**SOURCE RECORDS**
= = = = =

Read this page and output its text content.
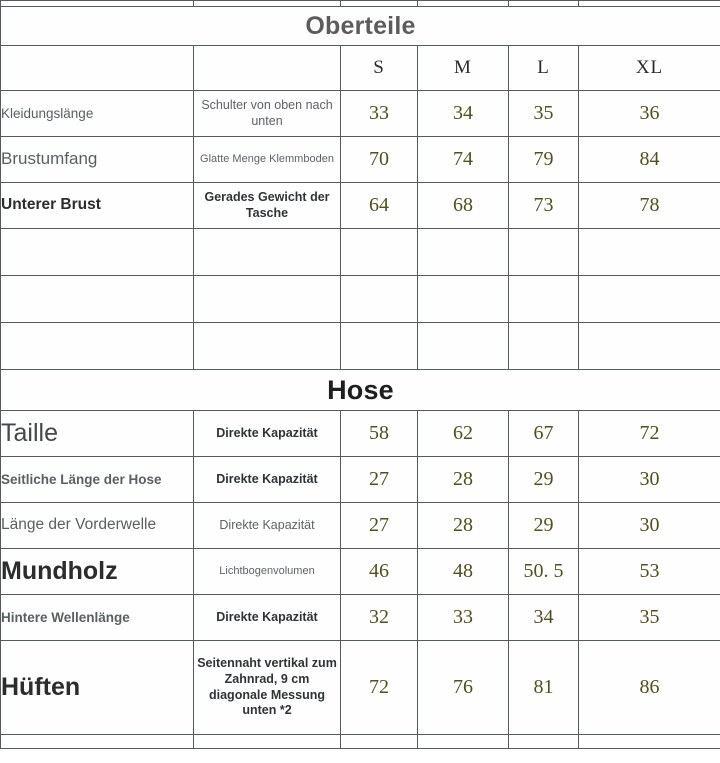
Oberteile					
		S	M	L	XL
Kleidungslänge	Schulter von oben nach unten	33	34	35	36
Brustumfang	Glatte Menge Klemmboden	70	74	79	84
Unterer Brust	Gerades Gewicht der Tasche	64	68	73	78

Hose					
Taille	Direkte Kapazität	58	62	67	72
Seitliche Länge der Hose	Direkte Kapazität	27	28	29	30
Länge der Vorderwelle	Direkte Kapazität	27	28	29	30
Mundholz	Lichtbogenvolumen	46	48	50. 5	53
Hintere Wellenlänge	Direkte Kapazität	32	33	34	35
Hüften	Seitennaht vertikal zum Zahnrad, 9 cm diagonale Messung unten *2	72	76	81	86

= = = = =

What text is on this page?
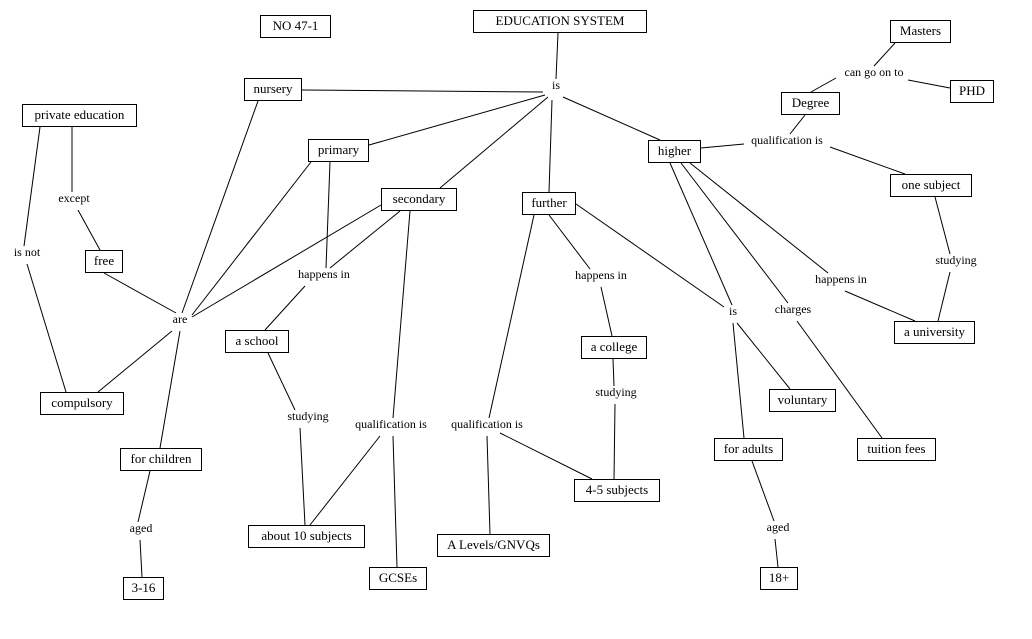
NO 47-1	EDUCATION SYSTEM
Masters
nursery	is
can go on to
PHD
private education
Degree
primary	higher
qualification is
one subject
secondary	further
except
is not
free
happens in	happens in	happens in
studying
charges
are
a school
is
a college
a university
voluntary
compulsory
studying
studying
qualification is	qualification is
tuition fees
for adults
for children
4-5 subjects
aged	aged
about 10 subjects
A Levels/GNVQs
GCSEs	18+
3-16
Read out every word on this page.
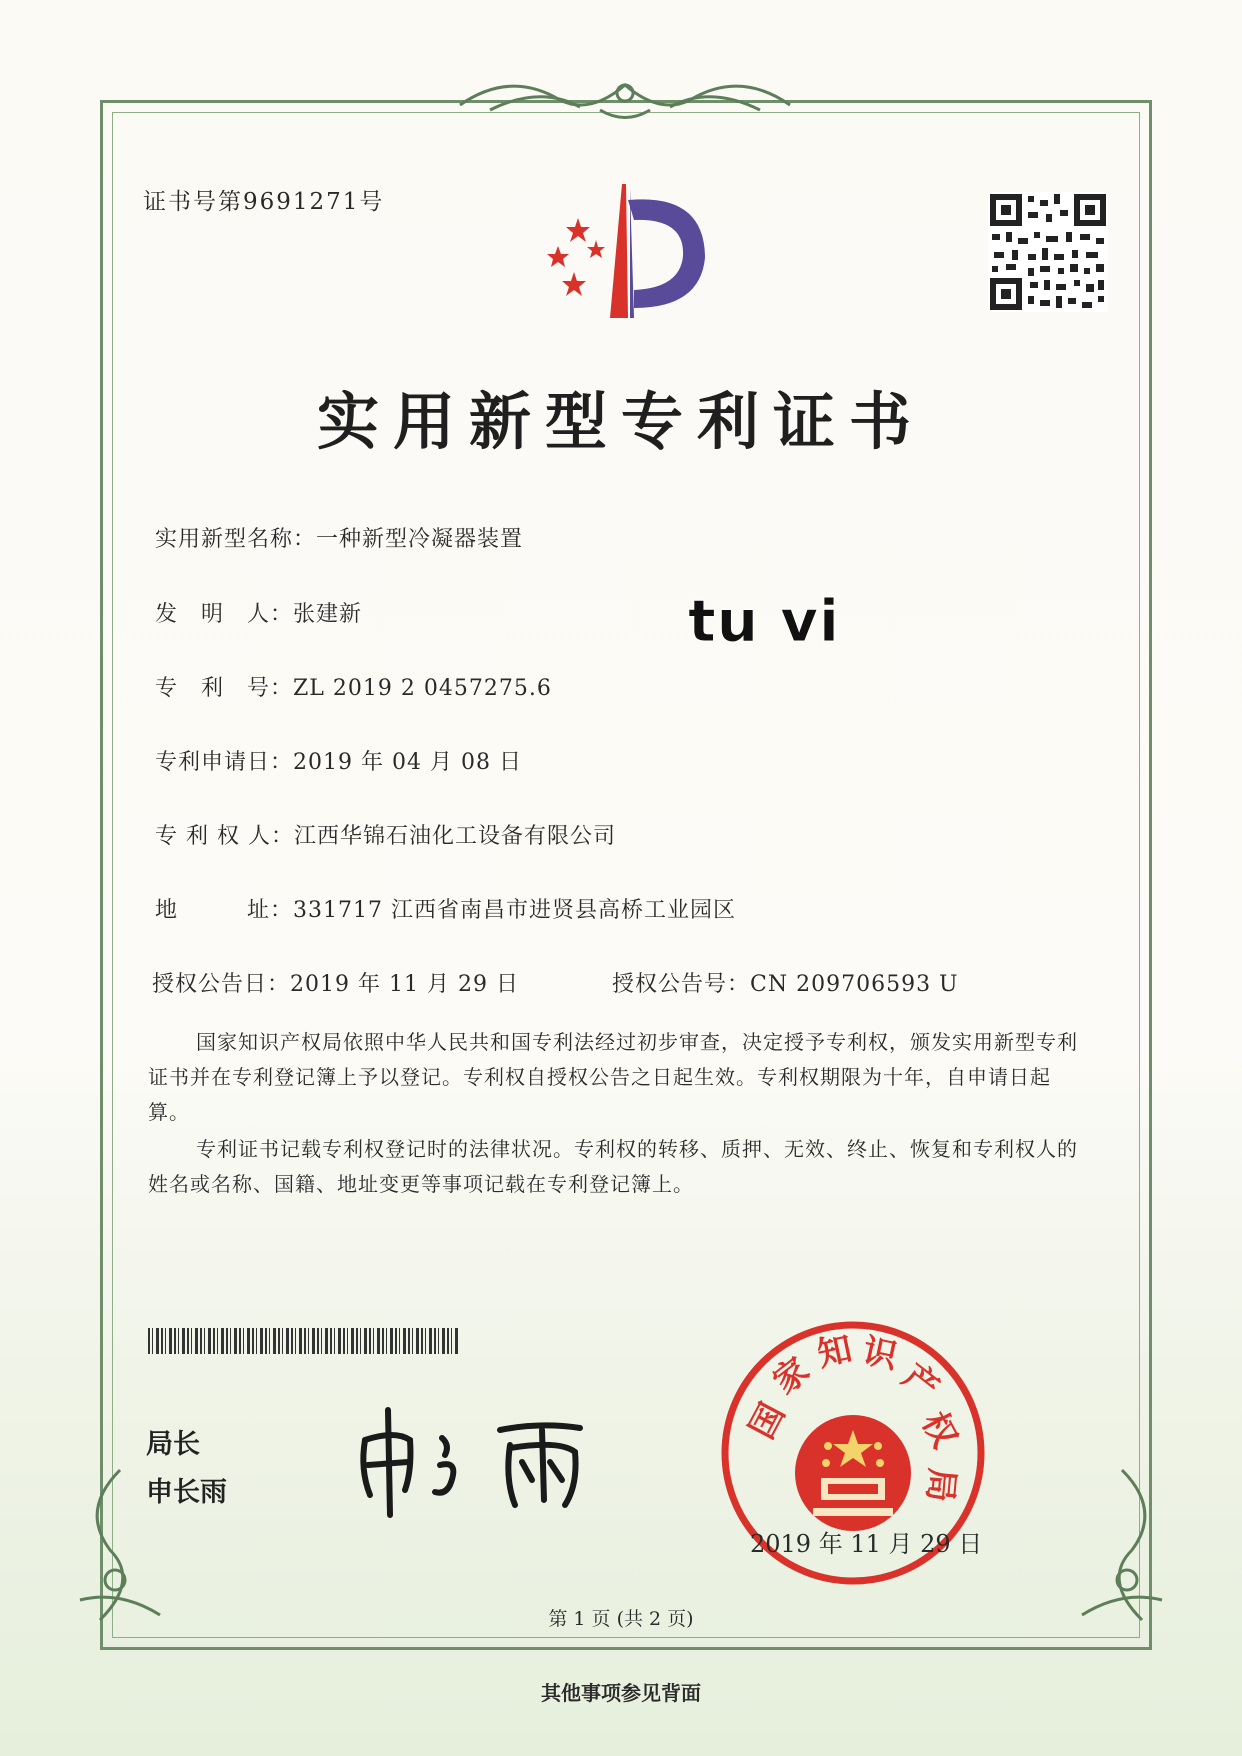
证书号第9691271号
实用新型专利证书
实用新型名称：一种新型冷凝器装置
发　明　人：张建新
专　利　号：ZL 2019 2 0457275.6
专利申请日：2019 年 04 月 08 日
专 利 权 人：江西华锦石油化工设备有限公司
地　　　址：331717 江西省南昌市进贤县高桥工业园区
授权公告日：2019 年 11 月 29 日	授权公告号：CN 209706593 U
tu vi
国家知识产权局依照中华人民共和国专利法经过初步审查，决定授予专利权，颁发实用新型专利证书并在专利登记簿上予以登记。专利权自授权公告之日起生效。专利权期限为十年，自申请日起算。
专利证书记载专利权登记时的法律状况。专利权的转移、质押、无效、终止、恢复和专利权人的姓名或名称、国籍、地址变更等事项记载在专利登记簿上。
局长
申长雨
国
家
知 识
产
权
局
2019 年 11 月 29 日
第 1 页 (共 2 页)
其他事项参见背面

= = = = =

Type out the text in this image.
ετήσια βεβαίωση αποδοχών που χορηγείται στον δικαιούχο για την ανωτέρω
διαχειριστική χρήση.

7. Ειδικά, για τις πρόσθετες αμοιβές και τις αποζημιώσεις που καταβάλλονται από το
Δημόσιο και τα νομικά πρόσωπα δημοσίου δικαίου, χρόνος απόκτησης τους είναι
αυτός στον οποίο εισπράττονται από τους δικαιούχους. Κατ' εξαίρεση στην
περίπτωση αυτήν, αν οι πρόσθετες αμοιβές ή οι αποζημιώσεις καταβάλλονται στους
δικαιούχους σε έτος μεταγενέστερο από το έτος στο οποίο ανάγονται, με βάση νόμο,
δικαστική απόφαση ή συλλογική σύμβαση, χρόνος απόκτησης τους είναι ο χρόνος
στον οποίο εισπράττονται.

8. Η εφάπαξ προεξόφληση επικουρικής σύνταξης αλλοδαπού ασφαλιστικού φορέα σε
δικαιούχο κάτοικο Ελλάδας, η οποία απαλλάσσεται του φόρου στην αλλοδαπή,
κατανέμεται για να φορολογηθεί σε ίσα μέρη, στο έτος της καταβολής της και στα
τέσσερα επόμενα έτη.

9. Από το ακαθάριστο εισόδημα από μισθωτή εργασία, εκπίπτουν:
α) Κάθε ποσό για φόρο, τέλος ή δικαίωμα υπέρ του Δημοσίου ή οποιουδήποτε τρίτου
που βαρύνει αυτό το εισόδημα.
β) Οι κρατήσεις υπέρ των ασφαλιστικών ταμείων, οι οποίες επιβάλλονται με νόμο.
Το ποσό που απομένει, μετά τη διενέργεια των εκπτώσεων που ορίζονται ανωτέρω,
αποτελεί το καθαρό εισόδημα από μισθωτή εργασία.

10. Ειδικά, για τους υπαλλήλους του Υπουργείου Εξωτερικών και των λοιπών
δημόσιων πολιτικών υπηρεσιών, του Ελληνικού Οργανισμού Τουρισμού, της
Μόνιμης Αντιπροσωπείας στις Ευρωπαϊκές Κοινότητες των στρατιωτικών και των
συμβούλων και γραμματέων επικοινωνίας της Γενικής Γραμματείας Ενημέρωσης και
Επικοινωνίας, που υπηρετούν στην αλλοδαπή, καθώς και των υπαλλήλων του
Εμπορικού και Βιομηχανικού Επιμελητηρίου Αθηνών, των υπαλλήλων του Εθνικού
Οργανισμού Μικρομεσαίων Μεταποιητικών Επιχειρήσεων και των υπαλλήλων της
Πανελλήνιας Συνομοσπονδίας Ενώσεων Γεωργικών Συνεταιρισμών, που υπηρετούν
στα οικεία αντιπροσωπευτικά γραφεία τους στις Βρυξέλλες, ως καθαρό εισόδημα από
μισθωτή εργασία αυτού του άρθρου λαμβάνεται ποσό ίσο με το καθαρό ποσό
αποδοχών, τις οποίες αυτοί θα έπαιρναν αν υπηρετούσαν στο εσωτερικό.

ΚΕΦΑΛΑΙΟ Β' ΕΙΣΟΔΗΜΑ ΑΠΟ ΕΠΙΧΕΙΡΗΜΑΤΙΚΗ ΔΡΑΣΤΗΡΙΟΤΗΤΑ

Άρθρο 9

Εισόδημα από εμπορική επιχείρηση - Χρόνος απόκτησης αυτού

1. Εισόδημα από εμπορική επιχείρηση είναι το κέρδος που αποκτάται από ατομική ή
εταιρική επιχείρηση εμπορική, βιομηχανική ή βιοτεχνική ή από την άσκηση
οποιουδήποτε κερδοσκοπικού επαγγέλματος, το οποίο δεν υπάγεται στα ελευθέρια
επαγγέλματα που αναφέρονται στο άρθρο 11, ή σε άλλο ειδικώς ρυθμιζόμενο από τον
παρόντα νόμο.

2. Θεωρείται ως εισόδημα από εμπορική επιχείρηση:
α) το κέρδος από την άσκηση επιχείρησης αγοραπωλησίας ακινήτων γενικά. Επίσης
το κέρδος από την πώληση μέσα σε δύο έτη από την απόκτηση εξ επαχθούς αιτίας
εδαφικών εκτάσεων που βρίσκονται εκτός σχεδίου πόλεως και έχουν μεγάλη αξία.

= = = = =

**GIVEN REQUEST**
Return the lines of the records that include the string "Direkte".

**ANSWER FOR THE TASK**
Taille	Direkte Kapazität	58	62	67	72
Seitliche Länge der Hose	Direkte Kapazität	27	28	29	30
Länge der Vorderwelle	Direkte Kapazität	27	28	29	30
Hintere Wellenlänge	Direkte Kapazität	32	33	34	35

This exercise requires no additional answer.